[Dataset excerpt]
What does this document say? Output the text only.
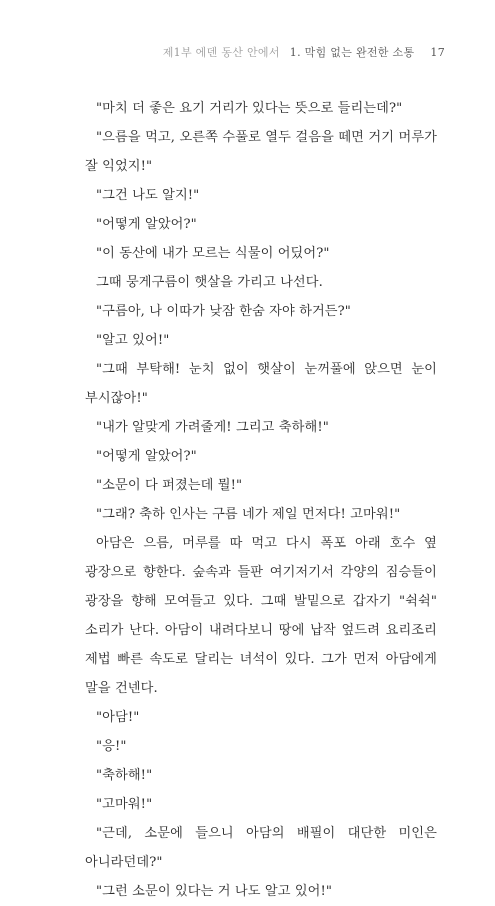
제1부 에덴 동산 안에서 1. 막힘 없는 완전한 소통 17

"마치 더 좋은 요기 거리가 있다는 뜻으로 들리는데?"

"으름을 먹고, 오른쪽 수풀로 열두 걸음을 떼면 거기 머루가 잘 익었지!"

"그건 나도 알지!"

"어떻게 알았어?"

"이 동산에 내가 모르는 식물이 어딨어?"

그때 뭉게구름이 햇살을 가리고 나선다.

"구름아, 나 이따가 낮잠 한숨 자야 하거든?"

"알고 있어!"

"그때 부탁해! 눈치 없이 햇살이 눈꺼풀에 앉으면 눈이 부시잖아!"

"내가 알맞게 가려줄게! 그리고 축하해!"

"어떻게 알았어?"

"소문이 다 퍼졌는데 뭘!"

"그래? 축하 인사는 구름 네가 제일 먼저다! 고마워!"

아담은 으름, 머루를 따 먹고 다시 폭포 아래 호수 옆 광장으로 향한다. 숲속과 들판 여기저기서 각양의 짐승들이 광장을 향해 모여들고 있다. 그때 발밑으로 갑자기 "쉭쉭" 소리가 난다. 아담이 내려다보니 땅에 납작 엎드려 요리조리 제법 빠른 속도로 달리는 녀석이 있다. 그가 먼저 아담에게 말을 건넨다.

"아담!"

"응!"

"축하해!"

"고마워!"

"근데, 소문에 들으니 아담의 배필이 대단한 미인은 아니라던데?"

"그런 소문이 있다는 거 나도 알고 있어!"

> [TASK PROMPT]
Quote each line of the listing exactly, but leave the pictures out.

> [OUTPUT OF THE EXERCISE]
What does this document say? Output the text only.
제1부 에덴 동산 안에서 1. 막힘 없는 완전한 소통 17

"마치 더 좋은 요기 거리가 있다는 뜻으로 들리는데?"

"으름을 먹고, 오른쪽 수풀로 열두 걸음을 떼면 거기 머루가 잘 익었지!"

"그건 나도 알지!"

"어떻게 알았어?"

"이 동산에 내가 모르는 식물이 어딨어?"

그때 뭉게구름이 햇살을 가리고 나선다.

"구름아, 나 이따가 낮잠 한숨 자야 하거든?"

"알고 있어!"

"그때 부탁해! 눈치 없이 햇살이 눈꺼풀에 앉으면 눈이 부시잖아!"

"내가 알맞게 가려줄게! 그리고 축하해!"

"어떻게 알았어?"

"소문이 다 퍼졌는데 뭘!"

"그래? 축하 인사는 구름 네가 제일 먼저다! 고마워!"

아담은 으름, 머루를 따 먹고 다시 폭포 아래 호수 옆 광장으로 향한다. 숲속과 들판 여기저기서 각양의 짐승들이 광장을 향해 모여들고 있다. 그때 발밑으로 갑자기 "쉭쉭" 소리가 난다. 아담이 내려다보니 땅에 납작 엎드려 요리조리 제법 빠른 속도로 달리는 녀석이 있다. 그가 먼저 아담에게 말을 건넨다.

"아담!"

"응!"

"축하해!"

"고마워!"

"근데, 소문에 들으니 아담의 배필이 대단한 미인은 아니라던데?"

"그런 소문이 있다는 거 나도 알고 있어!"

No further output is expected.